DIRECTIONS FOR THIS TASK:
Write only the number of lines holding the string "JSON".
-- begin --
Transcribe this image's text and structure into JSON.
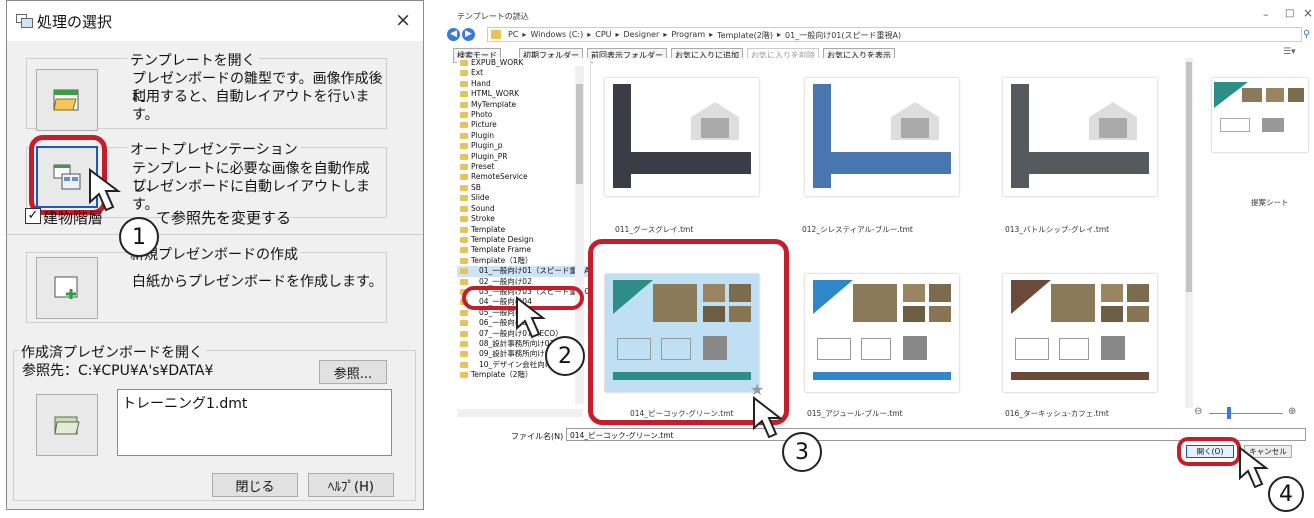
{
  "dialog": {
    "title": "処理の選択",
    "close_glyph": "×",
    "template_section": {
      "title": "テンプレートを開く",
      "desc1": "プレゼンボードの雛型です。画像作成後に",
      "desc2": "利用すると、自動レイアウトを行います。"
    },
    "auto_section": {
      "title": "オートプレゼンテーション",
      "desc1": "テンプレートに必要な画像を自動作成し、",
      "desc2": "プレゼンボードに自動レイアウトします。"
    },
    "checkbox_label_a": "建物階層",
    "checkbox_label_b": "て参照先を変更する",
    "new_section": {
      "title": "新規プレゼンボードの作成",
      "desc": "白紙からプレゼンボードを作成します。"
    },
    "existing_section": {
      "title": "作成済プレゼンボードを開く",
      "ref_label": "参照先：C:¥CPU¥A's¥DATA¥",
      "browse_label": "参照...",
      "file_item": "トレーニング1.dmt"
    },
    "close_button": "閉じる",
    "help_button": "ﾍﾙﾌﾟ(H)"
  },
  "window": {
    "title": "テンプレートの読込",
    "breadcrumb": [
      "PC",
      "Windows (C:)",
      "CPU",
      "Designer",
      "Program",
      "Template(2階)",
      "01_一般向け01(スピード重視A)"
    ],
    "toolbar": [
      "検索モード",
      "初期フォルダー",
      "前回表示フォルダー",
      "お気に入りに追加",
      "お気に入りを削除",
      "お気に入りを表示"
    ],
    "tree_items": [
      "EXPUB_WORK",
      "Ext",
      "Hand",
      "HTML_WORK",
      "MyTemplate",
      "Photo",
      "Picture",
      "Plugin",
      "Plugin_p",
      "Plugin_PR",
      "Preset",
      "RemoteService",
      "SB",
      "Slide",
      "Sound",
      "Stroke",
      "Template",
      "Template Design",
      "Template Frame",
      "Template（1階）",
      "01_一般向け01（スピード重視A）",
      "02_一般向け02",
      "03_一般向け03（スピード重視C）",
      "04_一般向け04",
      "05_一般向け05",
      "06_一般向け06",
      "07_一般向け07（ECO）",
      "08_設計事務所向け01",
      "09_設計事務所向け02",
      "10_デザイン会社向け01",
      "Template（2階）"
    ],
    "thumbnails": [
      {
        "caption": "011_グースグレイ.tmt",
        "color": "#3a3d45"
      },
      {
        "caption": "012_シレスティアル-ブルー.tmt",
        "color": "#4a76b0"
      },
      {
        "caption": "013_バトルシップ-グレイ.tmt",
        "color": "#545a5e"
      },
      {
        "caption": "014_ピーコック-グリーン.tmt",
        "color": "#2e8d86"
      },
      {
        "caption": "015_アジュール-ブルー.tmt",
        "color": "#2f86c8"
      },
      {
        "caption": "016_ターキッシュ-カフェ.tmt",
        "color": "#6b4a3a"
      }
    ],
    "preview_caption": "提案シート",
    "filename_label": "ファイル名(N)",
    "filename_value": "014_ピーコック-グリーン.tmt",
    "open_button": "開く(O)",
    "cancel_button": "キャンセル"
  },
  "callouts": [
    "1",
    "2",
    "3",
    "4"
  ]
}
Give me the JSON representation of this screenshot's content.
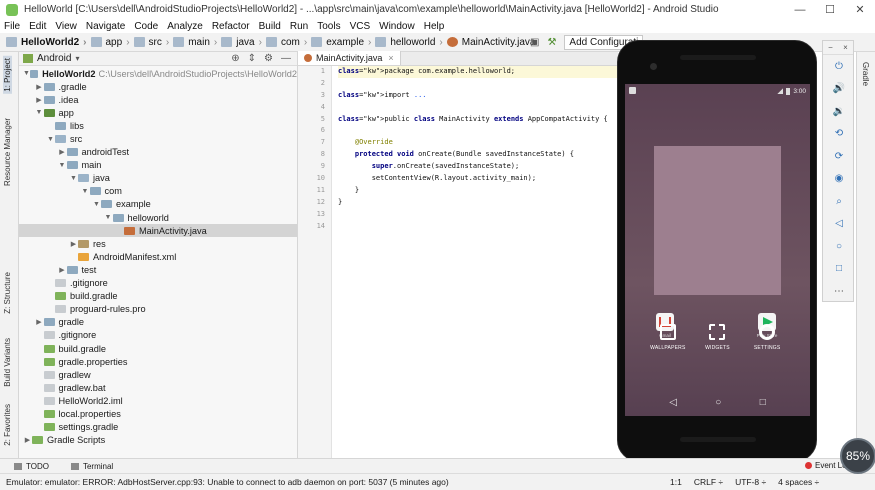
{
  "window": {
    "title": "HelloWorld [C:\\Users\\dell\\AndroidStudioProjects\\HelloWorld2] - ...\\app\\src\\main\\java\\com\\example\\helloworld\\MainActivity.java [HelloWorld2] - Android Studio"
  },
  "window_buttons": [
    "—",
    "☐",
    "✕"
  ],
  "menu": [
    "File",
    "Edit",
    "View",
    "Navigate",
    "Code",
    "Analyze",
    "Refactor",
    "Build",
    "Run",
    "Tools",
    "VCS",
    "Window",
    "Help"
  ],
  "breadcrumb": [
    "HelloWorld2",
    "app",
    "src",
    "main",
    "java",
    "com",
    "example",
    "helloworld",
    "MainActivity.java"
  ],
  "toolbar": {
    "config_label": "Add Configurati"
  },
  "left_tabs": [
    "1: Project",
    "Resource Manager",
    "Z: Structure",
    "Build Variants",
    "2: Favorites"
  ],
  "right_tabs": [
    "Gradle"
  ],
  "project_panel": {
    "view_mode": "Android",
    "tree": [
      {
        "label": "HelloWorld2",
        "path": "C:\\Users\\dell\\AndroidStudioProjects\\HelloWorld2",
        "depth": 0,
        "arrow": "down",
        "icon": "folder"
      },
      {
        "label": ".gradle",
        "depth": 1,
        "arrow": "right",
        "icon": "folder"
      },
      {
        "label": ".idea",
        "depth": 1,
        "arrow": "right",
        "icon": "folder"
      },
      {
        "label": "app",
        "depth": 1,
        "arrow": "down",
        "icon": "app"
      },
      {
        "label": "libs",
        "depth": 2,
        "arrow": "",
        "icon": "folder"
      },
      {
        "label": "src",
        "depth": 2,
        "arrow": "down",
        "icon": "src"
      },
      {
        "label": "androidTest",
        "depth": 3,
        "arrow": "right",
        "icon": "folder"
      },
      {
        "label": "main",
        "depth": 3,
        "arrow": "down",
        "icon": "folder"
      },
      {
        "label": "java",
        "depth": 4,
        "arrow": "down",
        "icon": "src"
      },
      {
        "label": "com",
        "depth": 5,
        "arrow": "down",
        "icon": "folder"
      },
      {
        "label": "example",
        "depth": 6,
        "arrow": "down",
        "icon": "folder"
      },
      {
        "label": "helloworld",
        "depth": 7,
        "arrow": "down",
        "icon": "folder"
      },
      {
        "label": "MainActivity.java",
        "depth": 8,
        "arrow": "",
        "icon": "java",
        "selected": true
      },
      {
        "label": "res",
        "depth": 4,
        "arrow": "right",
        "icon": "res"
      },
      {
        "label": "AndroidManifest.xml",
        "depth": 4,
        "arrow": "",
        "icon": "xml"
      },
      {
        "label": "test",
        "depth": 3,
        "arrow": "right",
        "icon": "folder"
      },
      {
        "label": ".gitignore",
        "depth": 2,
        "arrow": "",
        "icon": "file"
      },
      {
        "label": "build.gradle",
        "depth": 2,
        "arrow": "",
        "icon": "gradle"
      },
      {
        "label": "proguard-rules.pro",
        "depth": 2,
        "arrow": "",
        "icon": "file"
      },
      {
        "label": "gradle",
        "depth": 1,
        "arrow": "right",
        "icon": "folder"
      },
      {
        "label": ".gitignore",
        "depth": 1,
        "arrow": "",
        "icon": "file"
      },
      {
        "label": "build.gradle",
        "depth": 1,
        "arrow": "",
        "icon": "gradle"
      },
      {
        "label": "gradle.properties",
        "depth": 1,
        "arrow": "",
        "icon": "gradle"
      },
      {
        "label": "gradlew",
        "depth": 1,
        "arrow": "",
        "icon": "file"
      },
      {
        "label": "gradlew.bat",
        "depth": 1,
        "arrow": "",
        "icon": "file"
      },
      {
        "label": "HelloWorld2.iml",
        "depth": 1,
        "arrow": "",
        "icon": "file"
      },
      {
        "label": "local.properties",
        "depth": 1,
        "arrow": "",
        "icon": "gradle"
      },
      {
        "label": "settings.gradle",
        "depth": 1,
        "arrow": "",
        "icon": "gradle"
      },
      {
        "label": "Gradle Scripts",
        "depth": 0,
        "arrow": "right",
        "icon": "gradle"
      }
    ]
  },
  "editor": {
    "tab_label": "MainActivity.java",
    "line_numbers": [
      "1",
      "2",
      "3",
      "4",
      "5",
      "6",
      "7",
      "8",
      "9",
      "10",
      "11",
      "12",
      "13",
      "14"
    ],
    "lines": [
      "package com.example.helloworld;",
      "",
      "import ...",
      "",
      "public class MainActivity extends AppCompatActivity {",
      "",
      "    @Override",
      "    protected void onCreate(Bundle savedInstanceState) {",
      "        super.onCreate(savedInstanceState);",
      "        setContentView(R.layout.activity_main);",
      "    }",
      "}",
      "",
      ""
    ]
  },
  "bottom_tools": {
    "todo": "TODO",
    "terminal": "Terminal",
    "event_log": "Event Lo"
  },
  "status": {
    "message": "Emulator: emulator: ERROR: AdbHostServer.cpp:93: Unable to connect to adb daemon on port: 5037 (5 minutes ago)",
    "position": "1:1",
    "line_sep": "CRLF ÷",
    "encoding": "UTF-8 ÷",
    "indent": "4 spaces ÷"
  },
  "emulator": {
    "time": "3:00",
    "apps": [
      "Gmail",
      "Play Store"
    ],
    "menu": [
      "WALLPAPERS",
      "WIDGETS",
      "SETTINGS"
    ],
    "zoom": "85"
  }
}
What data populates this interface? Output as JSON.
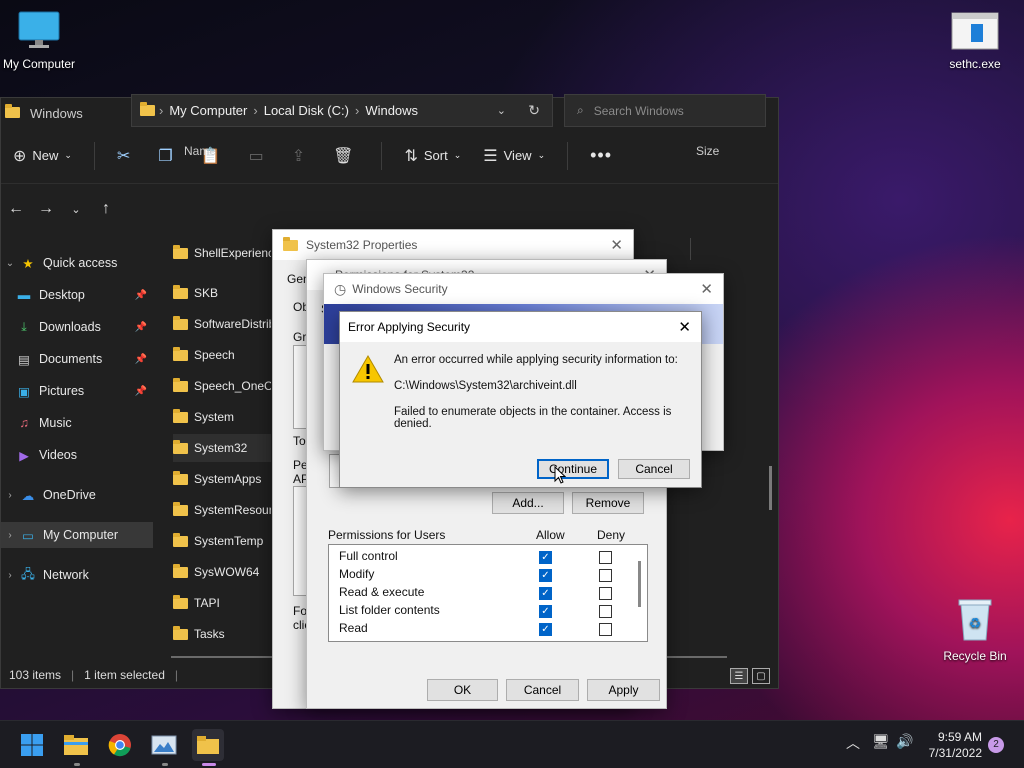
{
  "desktop": {
    "icons": [
      {
        "label": "My Computer"
      },
      {
        "label": "sethc.exe"
      },
      {
        "label": "Recycle Bin"
      }
    ]
  },
  "explorer": {
    "title": "Windows",
    "toolbar": {
      "new": "New",
      "sort": "Sort",
      "view": "View"
    },
    "address": {
      "parts": [
        "My Computer",
        "Local Disk (C:)",
        "Windows"
      ]
    },
    "search_placeholder": "Search Windows",
    "columns": {
      "name": "Name",
      "size": "Size"
    },
    "sidebar": [
      {
        "label": "Quick access"
      },
      {
        "label": "Desktop"
      },
      {
        "label": "Downloads"
      },
      {
        "label": "Documents"
      },
      {
        "label": "Pictures"
      },
      {
        "label": "Music"
      },
      {
        "label": "Videos"
      },
      {
        "label": "OneDrive"
      },
      {
        "label": "My Computer"
      },
      {
        "label": "Network"
      }
    ],
    "files": [
      "ShellExperiences",
      "SKB",
      "SoftwareDistribution",
      "Speech",
      "Speech_OneCore",
      "System",
      "System32",
      "SystemApps",
      "SystemResources",
      "SystemTemp",
      "SysWOW64",
      "TAPI",
      "Tasks"
    ],
    "status": {
      "items": "103 items",
      "selected": "1 item selected"
    }
  },
  "props": {
    "title": "System32 Properties",
    "tab_general": "Gen",
    "left_labels": [
      "Ob",
      "Gro",
      "To",
      "Pe",
      "AP",
      "For",
      "clic"
    ],
    "buttons": {
      "ok": "OK",
      "cancel": "Cancel",
      "apply": "Apply"
    }
  },
  "perms": {
    "title_partial": "Permissions for System32",
    "add": "Add...",
    "remove": "Remove",
    "header": "Permissions for Users",
    "allow": "Allow",
    "deny": "Deny",
    "rows": [
      {
        "name": "Full control"
      },
      {
        "name": "Modify"
      },
      {
        "name": "Read & execute"
      },
      {
        "name": "List folder contents"
      },
      {
        "name": "Read"
      }
    ]
  },
  "winsec": {
    "title": "Windows Security"
  },
  "error": {
    "title": "Error Applying Security",
    "line1": "An error occurred while applying security information to:",
    "path": "C:\\Windows\\System32\\archiveint.dll",
    "line2": "Failed to enumerate objects in the container. Access is denied.",
    "continue": "Continue",
    "cancel": "Cancel"
  },
  "taskbar": {
    "time": "9:59 AM",
    "date": "7/31/2022",
    "badge": "2"
  }
}
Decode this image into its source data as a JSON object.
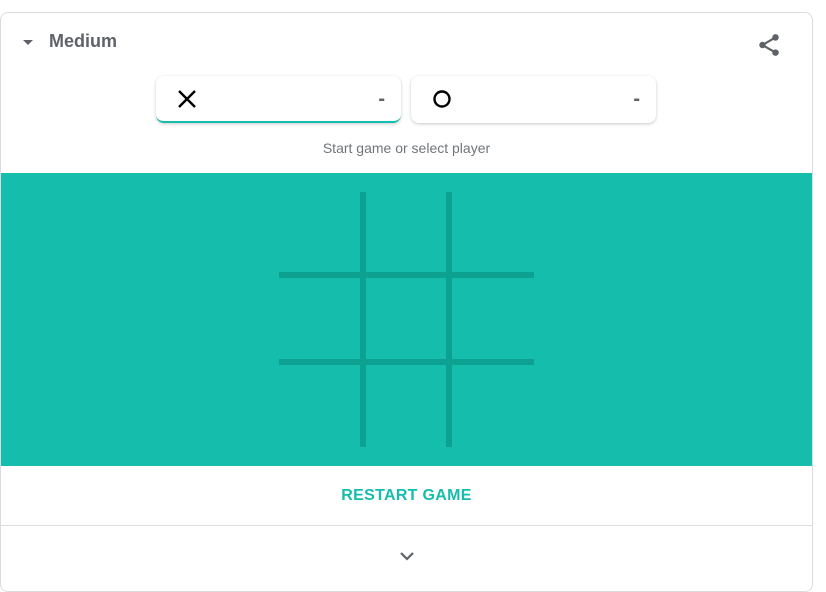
{
  "header": {
    "difficulty": "Medium",
    "share_icon": "share-icon",
    "caret_icon": "caret-down-icon"
  },
  "players": [
    {
      "mark": "X",
      "icon": "x-mark-icon",
      "score": "-",
      "active": true
    },
    {
      "mark": "O",
      "icon": "o-mark-icon",
      "score": "-",
      "active": false
    }
  ],
  "status": "Start game or select player",
  "board": {
    "cells": [
      "",
      "",
      "",
      "",
      "",
      "",
      "",
      "",
      ""
    ],
    "background": "#14bdac",
    "line_color": "#0da192"
  },
  "restart_label": "RESTART GAME",
  "expand_icon": "chevron-down-icon",
  "colors": {
    "accent": "#14bdac",
    "text_secondary": "#5f6368"
  }
}
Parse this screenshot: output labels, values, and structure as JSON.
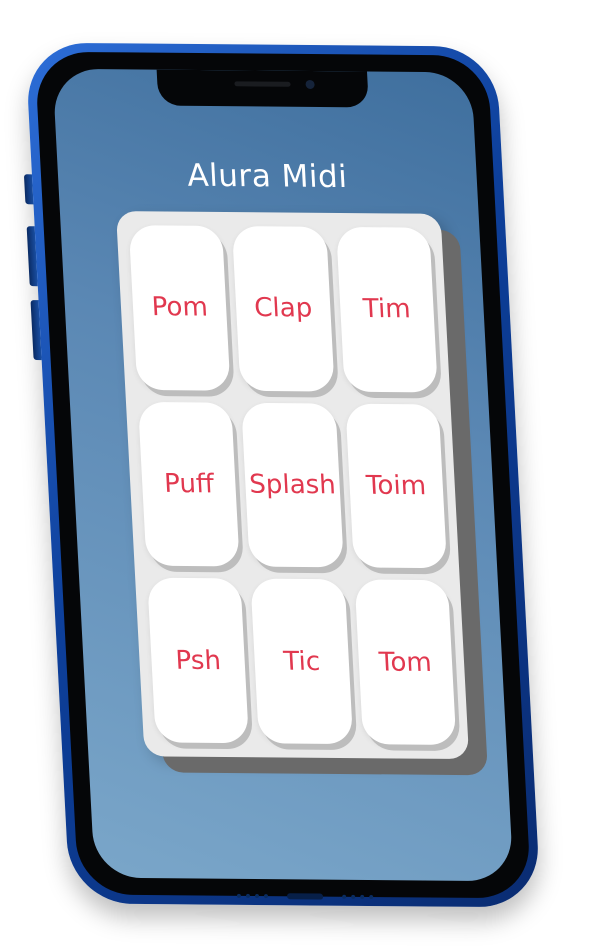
{
  "app": {
    "title": "Alura Midi"
  },
  "pads": [
    {
      "label": "Pom"
    },
    {
      "label": "Clap"
    },
    {
      "label": "Tim"
    },
    {
      "label": "Puff"
    },
    {
      "label": "Splash"
    },
    {
      "label": "Toim"
    },
    {
      "label": "Psh"
    },
    {
      "label": "Tic"
    },
    {
      "label": "Tom"
    }
  ],
  "colors": {
    "screen_background": "#5b88b4",
    "pad_label": "#e1384f",
    "pad_face": "#ffffff",
    "board": "#eaeaea",
    "frame": "#0d3f9a"
  }
}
-- end --
RESPONSE BELOW:
5